#### SET OF TASKS:
**A)** Answer the following from the text on metabolic flux profiling with Skyline, one answer per line:
(i) From which university did the researcher receive a PhD in Medicinal Chemistry, and in what year?
(ii) How many transitions does the method require for argininosuccinate?
(iii) What labeled precursor was used in the kinetic flux profiling of liver cells infected with the Dengue virus?
**B)** Reproduce word for word everything in the text on metabolic flux profiling with Skyline from "Jay Kirkwod, Ph.D., received" down to "of metabolic pathways.".

#### EXTRACTED TEXT:
>>>>>

Jay Kirkwod, Ph.D., received his PhD in Medicinal Chemistry from Oregon State University in 2013. The focus of his thesis was the development and broad biological application of both targeted and untargeted LC-MS based metabolomics platforms. He is currently a post-doctoral scientist at Colorado State University where his research is focused on the development and implementation of targeted, quantitative small molecule assays using triple quadrupole mass spectrometry. A highlight of Jay's current research is the development of a HILIC based LC-MS based method for the quantitative, kinetic flux profiling of various polar small molecules belonging to a diverse set of metabolic pathways.

The Flux Capacitor: Using Skyline for efficient processing of LC-MS/MS metabolic flux data

With the recent understanding that metabolic flux is often fundamentally altered with common disease states, there is now great interest in developing LC-MS based methods for the analysis of metabolic flux in living systems. Read More
Dependent on molecular formula, the fragment ion, and the isotopically labeled precursor, multiple SRM transitions are required to monitor for all the potential labeling patterns for a given metabolite (i.e. 36 transitions for argininosuccinate in our method). As SRM number increases in the MS method, so does the burden associated with data processing. The open source software Skyline-daily was used to efficiently process metabolic flux profiling data for several hundred transitions corresponding to ~ 40 metabolites from various metabolic pathways. Method application is illustrated by kinetic flux profiling of liver cells infected with the Dengue virus, using U-13C-glucose as the labeled precursor.

<<<<<

#### ENTRIES SUPPLIED:

>>>>>

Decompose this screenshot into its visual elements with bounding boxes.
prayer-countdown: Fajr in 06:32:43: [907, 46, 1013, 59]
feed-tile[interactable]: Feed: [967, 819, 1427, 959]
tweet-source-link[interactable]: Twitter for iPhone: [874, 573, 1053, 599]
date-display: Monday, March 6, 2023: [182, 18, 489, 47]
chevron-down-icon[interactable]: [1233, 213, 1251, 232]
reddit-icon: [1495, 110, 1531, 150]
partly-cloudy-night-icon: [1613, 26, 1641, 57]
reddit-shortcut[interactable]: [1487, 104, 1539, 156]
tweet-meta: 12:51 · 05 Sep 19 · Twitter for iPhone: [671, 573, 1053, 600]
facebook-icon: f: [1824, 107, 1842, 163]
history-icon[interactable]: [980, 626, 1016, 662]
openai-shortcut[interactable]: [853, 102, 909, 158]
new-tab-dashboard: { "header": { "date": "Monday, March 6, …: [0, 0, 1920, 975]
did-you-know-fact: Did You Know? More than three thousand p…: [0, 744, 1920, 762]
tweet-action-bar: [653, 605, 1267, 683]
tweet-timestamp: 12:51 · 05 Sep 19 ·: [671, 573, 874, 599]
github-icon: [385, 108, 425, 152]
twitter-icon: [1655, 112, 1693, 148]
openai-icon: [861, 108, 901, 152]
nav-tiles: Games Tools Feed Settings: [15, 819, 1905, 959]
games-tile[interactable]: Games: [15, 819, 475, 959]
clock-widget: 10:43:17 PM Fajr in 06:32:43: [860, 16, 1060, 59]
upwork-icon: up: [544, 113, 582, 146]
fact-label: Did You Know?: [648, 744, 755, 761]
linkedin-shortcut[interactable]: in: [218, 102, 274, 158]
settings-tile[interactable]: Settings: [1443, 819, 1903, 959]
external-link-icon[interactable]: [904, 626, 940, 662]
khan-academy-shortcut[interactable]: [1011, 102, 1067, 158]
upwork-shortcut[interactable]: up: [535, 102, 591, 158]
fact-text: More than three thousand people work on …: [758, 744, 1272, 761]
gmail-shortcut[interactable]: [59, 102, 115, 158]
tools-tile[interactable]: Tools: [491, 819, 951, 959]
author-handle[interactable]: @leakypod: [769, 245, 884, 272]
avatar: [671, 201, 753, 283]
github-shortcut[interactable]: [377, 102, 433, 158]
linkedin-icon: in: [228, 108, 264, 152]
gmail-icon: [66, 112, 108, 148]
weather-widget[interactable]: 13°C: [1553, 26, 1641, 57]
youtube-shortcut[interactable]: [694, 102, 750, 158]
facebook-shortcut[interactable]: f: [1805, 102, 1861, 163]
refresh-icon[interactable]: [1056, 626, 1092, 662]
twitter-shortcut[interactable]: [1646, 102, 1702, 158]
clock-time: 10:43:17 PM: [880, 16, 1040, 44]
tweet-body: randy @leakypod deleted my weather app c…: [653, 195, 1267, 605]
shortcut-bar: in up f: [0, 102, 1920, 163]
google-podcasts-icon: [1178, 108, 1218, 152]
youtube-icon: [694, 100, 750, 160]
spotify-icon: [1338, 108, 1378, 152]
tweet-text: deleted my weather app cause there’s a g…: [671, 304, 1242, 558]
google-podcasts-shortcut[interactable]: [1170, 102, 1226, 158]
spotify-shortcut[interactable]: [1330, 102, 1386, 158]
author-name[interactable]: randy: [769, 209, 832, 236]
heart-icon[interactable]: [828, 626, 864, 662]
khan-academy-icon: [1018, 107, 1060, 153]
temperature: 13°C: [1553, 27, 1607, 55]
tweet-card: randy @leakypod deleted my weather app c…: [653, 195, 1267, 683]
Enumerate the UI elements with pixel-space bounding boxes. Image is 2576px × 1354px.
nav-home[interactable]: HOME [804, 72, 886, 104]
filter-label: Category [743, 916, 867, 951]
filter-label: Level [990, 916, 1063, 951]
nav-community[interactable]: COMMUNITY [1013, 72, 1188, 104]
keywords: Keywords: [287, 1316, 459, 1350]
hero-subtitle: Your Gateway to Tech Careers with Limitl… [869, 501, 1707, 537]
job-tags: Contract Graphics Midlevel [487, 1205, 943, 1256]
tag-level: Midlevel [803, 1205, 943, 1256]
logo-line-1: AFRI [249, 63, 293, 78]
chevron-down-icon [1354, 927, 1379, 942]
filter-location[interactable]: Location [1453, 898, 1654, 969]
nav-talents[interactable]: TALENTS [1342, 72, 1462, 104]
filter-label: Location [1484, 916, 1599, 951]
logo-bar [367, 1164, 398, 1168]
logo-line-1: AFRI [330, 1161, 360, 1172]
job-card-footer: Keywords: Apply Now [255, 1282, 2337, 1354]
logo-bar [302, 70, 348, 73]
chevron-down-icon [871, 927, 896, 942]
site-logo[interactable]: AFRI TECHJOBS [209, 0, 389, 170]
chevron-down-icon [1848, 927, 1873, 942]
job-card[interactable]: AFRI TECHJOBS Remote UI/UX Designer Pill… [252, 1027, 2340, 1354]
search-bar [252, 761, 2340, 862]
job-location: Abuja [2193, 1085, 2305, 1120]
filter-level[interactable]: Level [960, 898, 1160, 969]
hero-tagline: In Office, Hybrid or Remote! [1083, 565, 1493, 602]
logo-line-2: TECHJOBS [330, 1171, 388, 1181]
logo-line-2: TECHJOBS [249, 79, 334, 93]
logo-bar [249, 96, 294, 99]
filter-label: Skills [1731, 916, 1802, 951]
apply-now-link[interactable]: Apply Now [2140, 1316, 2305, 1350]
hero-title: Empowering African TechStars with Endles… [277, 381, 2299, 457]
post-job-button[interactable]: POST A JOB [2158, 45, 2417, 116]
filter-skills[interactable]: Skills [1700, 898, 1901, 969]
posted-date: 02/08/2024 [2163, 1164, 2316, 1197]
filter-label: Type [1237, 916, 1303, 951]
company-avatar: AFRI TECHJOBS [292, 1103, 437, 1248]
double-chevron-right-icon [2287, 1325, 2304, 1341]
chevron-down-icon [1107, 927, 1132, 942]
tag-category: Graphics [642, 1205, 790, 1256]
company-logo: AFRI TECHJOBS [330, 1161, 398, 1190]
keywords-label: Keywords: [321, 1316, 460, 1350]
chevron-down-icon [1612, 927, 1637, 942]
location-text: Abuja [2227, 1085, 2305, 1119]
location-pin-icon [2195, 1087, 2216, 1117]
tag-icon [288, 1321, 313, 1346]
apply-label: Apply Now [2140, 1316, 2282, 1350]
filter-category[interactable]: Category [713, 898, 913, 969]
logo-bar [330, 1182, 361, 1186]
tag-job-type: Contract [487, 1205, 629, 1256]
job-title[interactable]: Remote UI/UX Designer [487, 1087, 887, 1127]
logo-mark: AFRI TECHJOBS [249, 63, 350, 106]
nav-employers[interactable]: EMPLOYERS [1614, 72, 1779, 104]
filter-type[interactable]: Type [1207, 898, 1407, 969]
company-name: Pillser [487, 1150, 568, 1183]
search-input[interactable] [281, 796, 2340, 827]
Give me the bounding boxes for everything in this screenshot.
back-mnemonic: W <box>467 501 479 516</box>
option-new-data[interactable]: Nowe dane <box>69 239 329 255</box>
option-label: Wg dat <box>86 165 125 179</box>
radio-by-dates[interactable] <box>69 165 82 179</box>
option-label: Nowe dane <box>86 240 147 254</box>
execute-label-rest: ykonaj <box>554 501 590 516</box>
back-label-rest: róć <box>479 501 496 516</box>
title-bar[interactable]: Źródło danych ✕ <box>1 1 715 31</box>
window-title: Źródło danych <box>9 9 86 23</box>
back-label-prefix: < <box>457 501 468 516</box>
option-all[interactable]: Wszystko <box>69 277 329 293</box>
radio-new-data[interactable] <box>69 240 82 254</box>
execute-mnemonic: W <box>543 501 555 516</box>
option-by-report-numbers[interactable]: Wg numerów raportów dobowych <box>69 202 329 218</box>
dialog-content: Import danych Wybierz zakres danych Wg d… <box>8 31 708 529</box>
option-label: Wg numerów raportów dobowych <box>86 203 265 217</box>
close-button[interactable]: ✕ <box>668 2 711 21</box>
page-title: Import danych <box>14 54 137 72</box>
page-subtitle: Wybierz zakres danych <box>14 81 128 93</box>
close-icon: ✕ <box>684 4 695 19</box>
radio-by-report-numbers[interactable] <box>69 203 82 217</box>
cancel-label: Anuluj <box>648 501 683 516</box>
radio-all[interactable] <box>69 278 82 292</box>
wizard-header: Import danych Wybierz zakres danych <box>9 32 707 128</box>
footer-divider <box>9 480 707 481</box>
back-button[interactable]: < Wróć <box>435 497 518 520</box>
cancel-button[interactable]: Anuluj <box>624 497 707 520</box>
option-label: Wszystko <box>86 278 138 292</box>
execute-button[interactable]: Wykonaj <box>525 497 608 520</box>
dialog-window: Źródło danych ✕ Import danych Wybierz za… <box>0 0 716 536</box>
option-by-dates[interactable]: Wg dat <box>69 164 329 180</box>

<<<<<

#### RESULTS OF THE EXERCISE:
**A)**
(i) Oregon State University, in 2013
(ii) 36 transitions
(iii) U-13C-glucose

**B)**
Jay Kirkwod, Ph.D., received his PhD in Medicinal Chemistry from Oregon State University in 2013. The focus of his thesis was the development and broad biological application of both targeted and untargeted LC-MS based metabolomics platforms. He is currently a post-doctoral scientist at Colorado State University where his research is focused on the development and implementation of targeted, quantitative small molecule assays using triple quadrupole mass spectrometry. A highlight of Jay's current research is the development of a HILIC based LC-MS based method for the quantitative, kinetic flux profiling of various polar small molecules belonging to a diverse set of metabolic pathways.